• [Stored rows]
Start
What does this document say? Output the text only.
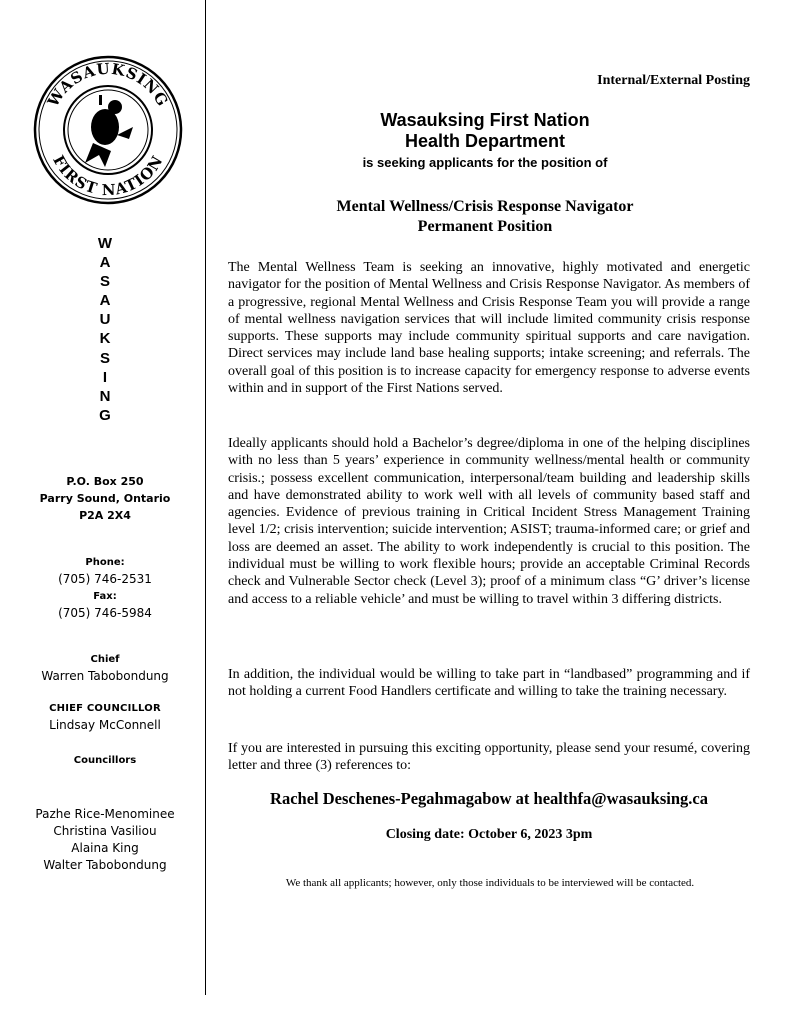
WASAUKSING
FIRST NATION
W
A
S
A
U
K
S
I
N
G
P.O. Box 250
Parry Sound, Ontario
P2A 2X4
Phone:
(705) 746-2531
Fax:
(705) 746-5984
Chief
Warren Tabobondung
CHIEF COUNCILLOR
Lindsay McConnell
Councillors
Pazhe Rice-Menominee
Christina Vasiliou
Alaina King
Walter Tabobondung
Internal/External Posting
Wasauksing First Nation
Health Department
is seeking applicants for the position of
Mental Wellness/Crisis Response Navigator
Permanent Position

The Mental Wellness Team is seeking an innovative, highly motivated and energetic navigator for the position of Mental Wellness and Crisis Response Navigator. As members of a progressive, regional Mental Wellness and Crisis Response Team you will provide a range of mental wellness navigation services that will include limited community crisis response supports. These supports may include community spiritual supports and care navigation. Direct services may include land base healing supports; intake screening; and referrals. The overall goal of this position is to increase capacity for emergency response to adverse events within and in support of the First Nations served.

Ideally applicants should hold a Bachelor’s degree/diploma in one of the helping disciplines with no less than 5 years’ experience in community wellness/mental health or community crisis.; possess excellent communication, interpersonal/team building and leadership skills and have demonstrated ability to work well with all levels of community based staff and agencies. Evidence of previous training in Critical Incident Stress Management Training level 1/2; crisis intervention; suicide intervention; ASIST; trauma-informed care; or grief and loss are deemed an asset. The ability to work independently is crucial to this position. The individual must be willing to work flexible hours; provide an acceptable Criminal Records check and Vulnerable Sector check (Level 3); proof of a minimum class “G’ driver’s license and access to a reliable vehicle’ and must be willing to travel within 3 differing districts.

In addition, the individual would be willing to take part in “landbased” programming and if not holding a current Food Handlers certificate and willing to take the training necessary.

If you are interested in pursuing this exciting opportunity, please send your resumé, covering letter and three (3) references to:

Rachel Deschenes-Pegahmagabow at healthfa@wasauksing.ca
Closing date: October 6, 2023 3pm
We thank all applicants; however, only those individuals to be interviewed will be contacted.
End
• [Exercise brief] Each record above should be copied character for character, with pictures dropped.

• [Reply to the exercise]
What does this document say? Output the text only.
WASAUKSING
FIRST NATION
W
A
S
A
U
K
S
I
N
G
P.O. Box 250
Parry Sound, Ontario
P2A 2X4
Phone:
(705) 746-2531
Fax:
(705) 746-5984
Chief
Warren Tabobondung
CHIEF COUNCILLOR
Lindsay McConnell
Councillors
Pazhe Rice-Menominee
Christina Vasiliou
Alaina King
Walter Tabobondung
Internal/External Posting
Wasauksing First Nation
Health Department
is seeking applicants for the position of
Mental Wellness/Crisis Response Navigator
Permanent Position

The Mental Wellness Team is seeking an innovative, highly motivated and energetic navigator for the position of Mental Wellness and Crisis Response Navigator. As members of a progressive, regional Mental Wellness and Crisis Response Team you will provide a range of mental wellness navigation services that will include limited community crisis response supports. These supports may include community spiritual supports and care navigation. Direct services may include land base healing supports; intake screening; and referrals. The overall goal of this position is to increase capacity for emergency response to adverse events within and in support of the First Nations served.

Ideally applicants should hold a Bachelor’s degree/diploma in one of the helping disciplines with no less than 5 years’ experience in community wellness/mental health or community crisis.; possess excellent communication, interpersonal/team building and leadership skills and have demonstrated ability to work well with all levels of community based staff and agencies. Evidence of previous training in Critical Incident Stress Management Training level 1/2; crisis intervention; suicide intervention; ASIST; trauma-informed care; or grief and loss are deemed an asset. The ability to work independently is crucial to this position. The individual must be willing to work flexible hours; provide an acceptable Criminal Records check and Vulnerable Sector check (Level 3); proof of a minimum class “G’ driver’s license and access to a reliable vehicle’ and must be willing to travel within 3 differing districts.

In addition, the individual would be willing to take part in “landbased” programming and if not holding a current Food Handlers certificate and willing to take the training necessary.

If you are interested in pursuing this exciting opportunity, please send your resumé, covering letter and three (3) references to:

Rachel Deschenes-Pegahmagabow at healthfa@wasauksing.ca
Closing date: October 6, 2023 3pm
We thank all applicants; however, only those individuals to be interviewed will be contacted.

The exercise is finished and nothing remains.